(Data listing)
_ _ _

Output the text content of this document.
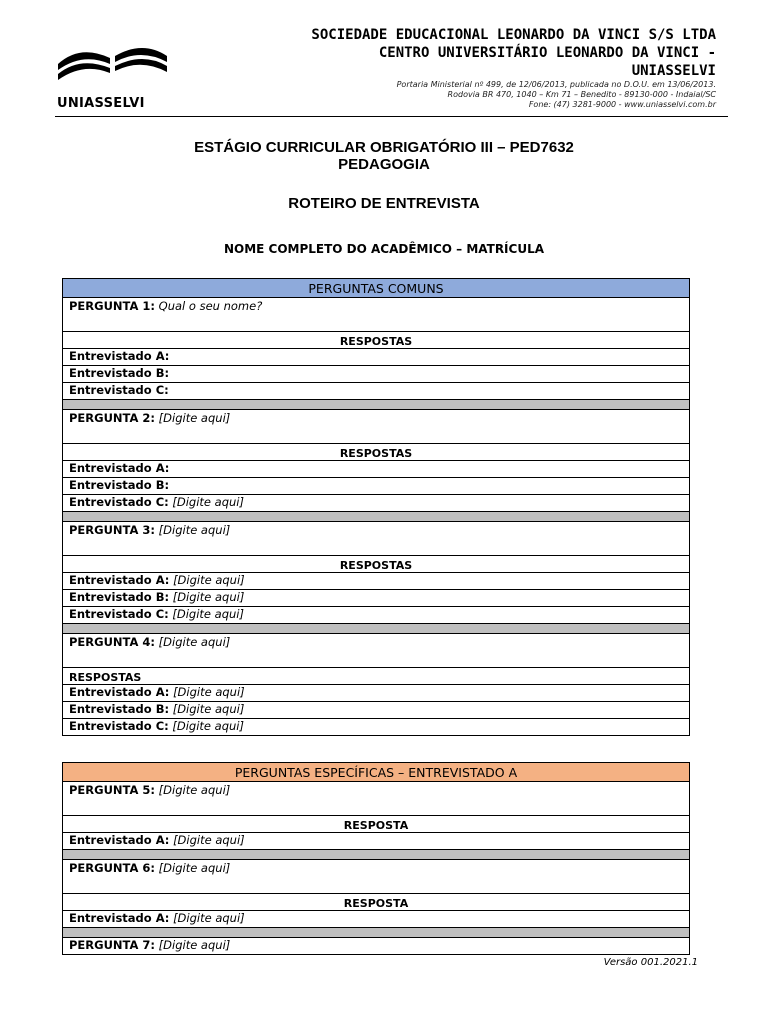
UNIASSELVI
SOCIEDADE EDUCACIONAL LEONARDO DA VINCI S/S LTDA
CENTRO UNIVERSITÁRIO LEONARDO DA VINCI -
UNIASSELVI
Portaria Ministerial nº 499, de 12/06/2013, publicada no D.O.U. em 13/06/2013.
Rodovia BR 470, 1040 – Km 71 – Benedito - 89130-000 - Indaial/SC
Fone: (47) 3281-9000 - www.uniasselvi.com.br
ESTÁGIO CURRICULAR OBRIGATÓRIO III – PED7632
PEDAGOGIA
ROTEIRO DE ENTREVISTA
NOME COMPLETO DO ACADÊMICO – MATRÍCULA
PERGUNTAS COMUNS
PERGUNTA 1: Qual o seu nome?
RESPOSTAS
Entrevistado A:
Entrevistado B:
Entrevistado C:

PERGUNTA 2: [Digite aqui]
RESPOSTAS
Entrevistado A:
Entrevistado B:
Entrevistado C: [Digite aqui]

PERGUNTA 3: [Digite aqui]
RESPOSTAS
Entrevistado A: [Digite aqui]
Entrevistado B: [Digite aqui]
Entrevistado C: [Digite aqui]

PERGUNTA 4: [Digite aqui]
RESPOSTAS
Entrevistado A: [Digite aqui]
Entrevistado B: [Digite aqui]
Entrevistado C: [Digite aqui]
PERGUNTAS ESPECÍFICAS – ENTREVISTADO A
PERGUNTA 5: [Digite aqui]
RESPOSTA
Entrevistado A: [Digite aqui]

PERGUNTA 6: [Digite aqui]
RESPOSTA
Entrevistado A: [Digite aqui]

PERGUNTA 7: [Digite aqui]
Versão 001.2021.1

_ _ _

_TASK TO CARRY OUT:_
Show the lines of the data that hold the word "VINCI".

_SOLUTION FOR THIS PROBLEM:_
SOCIEDADE EDUCACIONAL LEONARDO DA VINCI S/S LTDA
CENTRO UNIVERSITÁRIO LEONARDO DA VINCI -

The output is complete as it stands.